Exclude the pictures, then copy all remaining records exactly.
[START ROWS]
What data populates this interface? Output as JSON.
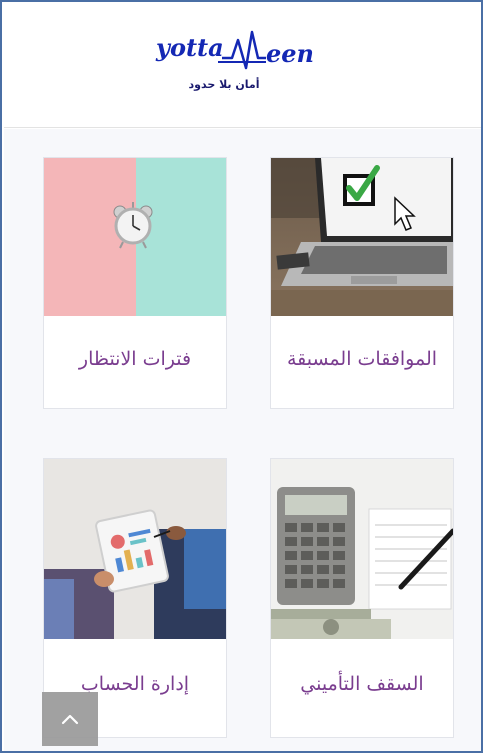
{
  "header": {
    "logo_left": "yotta",
    "logo_right": "een",
    "tagline": "أمان بلا حدود"
  },
  "cards": [
    {
      "title": "الموافقات المسبقة",
      "image": "laptop-checkbox"
    },
    {
      "title": "فترات الانتظار",
      "image": "alarm-clock"
    },
    {
      "title": "السقف التأميني",
      "image": "calculator-cash"
    },
    {
      "title": "إدارة الحساب",
      "image": "tablet-meeting"
    }
  ],
  "colors": {
    "title": "#7a3d8f",
    "logo": "#1428b4",
    "frame": "#4a6fa5"
  },
  "scroll_top": {
    "icon": "chevron-up-icon"
  }
}
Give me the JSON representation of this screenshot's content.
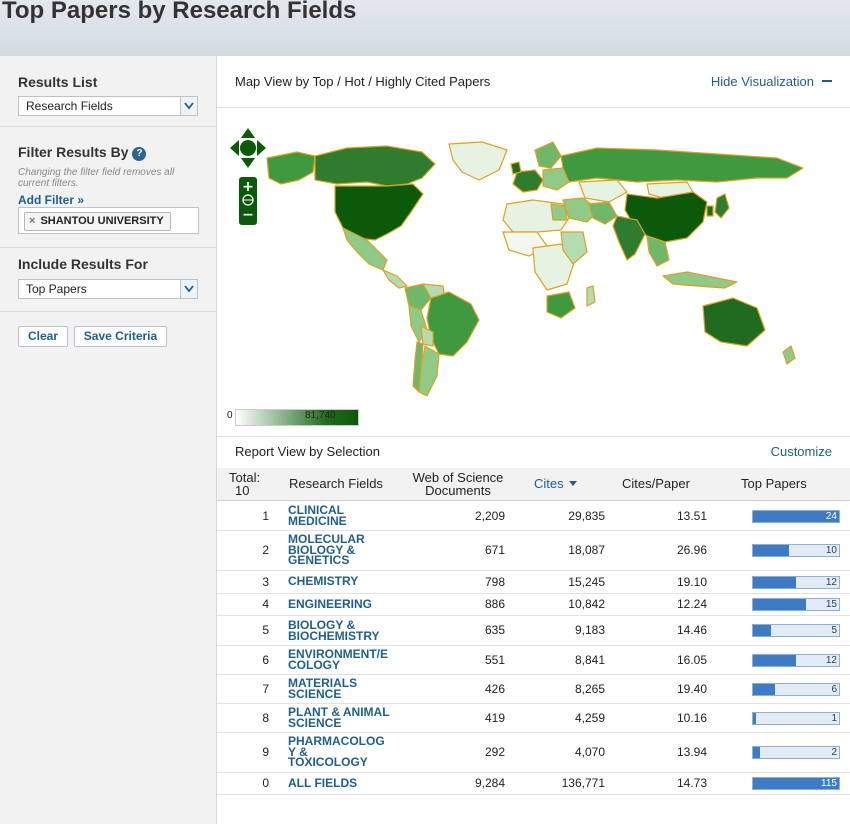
{
  "page": {
    "title": "Top Papers by Research Fields"
  },
  "sidebar": {
    "results_list": {
      "label": "Results List",
      "selected": "Research Fields"
    },
    "filter": {
      "label": "Filter Results By",
      "help_icon": "?",
      "note": "Changing the filter field removes all current filters.",
      "add_filter": "Add Filter »",
      "chips": [
        {
          "remove": "×",
          "label": "SHANTOU UNIVERSITY"
        }
      ]
    },
    "include": {
      "label": "Include Results For",
      "selected": "Top Papers"
    },
    "buttons": {
      "clear": "Clear",
      "save": "Save Criteria"
    }
  },
  "map": {
    "title": "Map View by Top / Hot / Highly Cited Papers",
    "hide_label": "Hide Visualization",
    "legend_min": "0",
    "legend_max": "81,740",
    "zoom_in": "+",
    "zoom_out": "−",
    "colors": {
      "high": "#0a5a0a",
      "mid": "#3f9a3f",
      "low": "#b5dcb0",
      "border": "#e0a020"
    }
  },
  "report": {
    "title": "Report View by Selection",
    "customize": "Customize",
    "total_label": "Total:",
    "total_value": "10",
    "columns": {
      "field": "Research Fields",
      "docs_line1": "Web of Science",
      "docs_line2": "Documents",
      "cites": "Cites",
      "cpp": "Cites/Paper",
      "top": "Top Papers"
    },
    "rows": [
      {
        "rank": "1",
        "field_lines": [
          "CLINICAL",
          "MEDICINE"
        ],
        "docs": "2,209",
        "cites": "29,835",
        "cpp": "13.51",
        "top": "24",
        "pct": 100
      },
      {
        "rank": "2",
        "field_lines": [
          "MOLECULAR",
          "BIOLOGY &",
          "GENETICS"
        ],
        "docs": "671",
        "cites": "18,087",
        "cpp": "26.96",
        "top": "10",
        "pct": 42
      },
      {
        "rank": "3",
        "field_lines": [
          "CHEMISTRY"
        ],
        "docs": "798",
        "cites": "15,245",
        "cpp": "19.10",
        "top": "12",
        "pct": 50
      },
      {
        "rank": "4",
        "field_lines": [
          "ENGINEERING"
        ],
        "docs": "886",
        "cites": "10,842",
        "cpp": "12.24",
        "top": "15",
        "pct": 62
      },
      {
        "rank": "5",
        "field_lines": [
          "BIOLOGY &",
          "BIOCHEMISTRY"
        ],
        "docs": "635",
        "cites": "9,183",
        "cpp": "14.46",
        "top": "5",
        "pct": 21
      },
      {
        "rank": "6",
        "field_lines": [
          "ENVIRONMENT/E",
          "COLOGY"
        ],
        "docs": "551",
        "cites": "8,841",
        "cpp": "16.05",
        "top": "12",
        "pct": 50
      },
      {
        "rank": "7",
        "field_lines": [
          "MATERIALS",
          "SCIENCE"
        ],
        "docs": "426",
        "cites": "8,265",
        "cpp": "19.40",
        "top": "6",
        "pct": 25
      },
      {
        "rank": "8",
        "field_lines": [
          "PLANT & ANIMAL",
          "SCIENCE"
        ],
        "docs": "419",
        "cites": "4,259",
        "cpp": "10.16",
        "top": "1",
        "pct": 4
      },
      {
        "rank": "9",
        "field_lines": [
          "PHARMACOLOG",
          "Y &",
          "TOXICOLOGY"
        ],
        "docs": "292",
        "cites": "4,070",
        "cpp": "13.94",
        "top": "2",
        "pct": 8
      },
      {
        "rank": "0",
        "field_lines": [
          "ALL FIELDS"
        ],
        "docs": "9,284",
        "cites": "136,771",
        "cpp": "14.73",
        "top": "115",
        "pct": 100
      }
    ]
  }
}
[END ROWS]
FULL SOLUTION →
What data populates this interface? Output as JSON.
{
  "header": {
    "logo_left": "yotta",
    "logo_right": "een",
    "tagline": "أمان بلا حدود"
  },
  "cards": [
    {
      "title": "الموافقات المسبقة",
      "image": "laptop-checkbox"
    },
    {
      "title": "فترات الانتظار",
      "image": "alarm-clock"
    },
    {
      "title": "السقف التأميني",
      "image": "calculator-cash"
    },
    {
      "title": "إدارة الحساب",
      "image": "tablet-meeting"
    }
  ],
  "colors": {
    "title": "#7a3d8f",
    "logo": "#1428b4",
    "frame": "#4a6fa5"
  },
  "scroll_top": {
    "icon": "chevron-up-icon"
  }
}
Give me the JSON representation of this screenshot's content.
{
  "page": {
    "title": "Top Papers by Research Fields"
  },
  "sidebar": {
    "results_list": {
      "label": "Results List",
      "selected": "Research Fields"
    },
    "filter": {
      "label": "Filter Results By",
      "help_icon": "?",
      "note": "Changing the filter field removes all current filters.",
      "add_filter": "Add Filter »",
      "chips": [
        {
          "remove": "×",
          "label": "SHANTOU UNIVERSITY"
        }
      ]
    },
    "include": {
      "label": "Include Results For",
      "selected": "Top Papers"
    },
    "buttons": {
      "clear": "Clear",
      "save": "Save Criteria"
    }
  },
  "map": {
    "title": "Map View by Top / Hot / Highly Cited Papers",
    "hide_label": "Hide Visualization",
    "legend_min": "0",
    "legend_max": "81,740",
    "zoom_in": "+",
    "zoom_out": "−",
    "colors": {
      "high": "#0a5a0a",
      "mid": "#3f9a3f",
      "low": "#b5dcb0",
      "border": "#e0a020"
    }
  },
  "report": {
    "title": "Report View by Selection",
    "customize": "Customize",
    "total_label": "Total:",
    "total_value": "10",
    "columns": {
      "field": "Research Fields",
      "docs_line1": "Web of Science",
      "docs_line2": "Documents",
      "cites": "Cites",
      "cpp": "Cites/Paper",
      "top": "Top Papers"
    },
    "rows": [
      {
        "rank": "1",
        "field_lines": [
          "CLINICAL",
          "MEDICINE"
        ],
        "docs": "2,209",
        "cites": "29,835",
        "cpp": "13.51",
        "top": "24",
        "pct": 100
      },
      {
        "rank": "2",
        "field_lines": [
          "MOLECULAR",
          "BIOLOGY &",
          "GENETICS"
        ],
        "docs": "671",
        "cites": "18,087",
        "cpp": "26.96",
        "top": "10",
        "pct": 42
      },
      {
        "rank": "3",
        "field_lines": [
          "CHEMISTRY"
        ],
        "docs": "798",
        "cites": "15,245",
        "cpp": "19.10",
        "top": "12",
        "pct": 50
      },
      {
        "rank": "4",
        "field_lines": [
          "ENGINEERING"
        ],
        "docs": "886",
        "cites": "10,842",
        "cpp": "12.24",
        "top": "15",
        "pct": 62
      },
      {
        "rank": "5",
        "field_lines": [
          "BIOLOGY &",
          "BIOCHEMISTRY"
        ],
        "docs": "635",
        "cites": "9,183",
        "cpp": "14.46",
        "top": "5",
        "pct": 21
      },
      {
        "rank": "6",
        "field_lines": [
          "ENVIRONMENT/E",
          "COLOGY"
        ],
        "docs": "551",
        "cites": "8,841",
        "cpp": "16.05",
        "top": "12",
        "pct": 50
      },
      {
        "rank": "7",
        "field_lines": [
          "MATERIALS",
          "SCIENCE"
        ],
        "docs": "426",
        "cites": "8,265",
        "cpp": "19.40",
        "top": "6",
        "pct": 25
      },
      {
        "rank": "8",
        "field_lines": [
          "PLANT & ANIMAL",
          "SCIENCE"
        ],
        "docs": "419",
        "cites": "4,259",
        "cpp": "10.16",
        "top": "1",
        "pct": 4
      },
      {
        "rank": "9",
        "field_lines": [
          "PHARMACOLOG",
          "Y &",
          "TOXICOLOGY"
        ],
        "docs": "292",
        "cites": "4,070",
        "cpp": "13.94",
        "top": "2",
        "pct": 8
      },
      {
        "rank": "0",
        "field_lines": [
          "ALL FIELDS"
        ],
        "docs": "9,284",
        "cites": "136,771",
        "cpp": "14.73",
        "top": "115",
        "pct": 100
      }
    ]
  }
}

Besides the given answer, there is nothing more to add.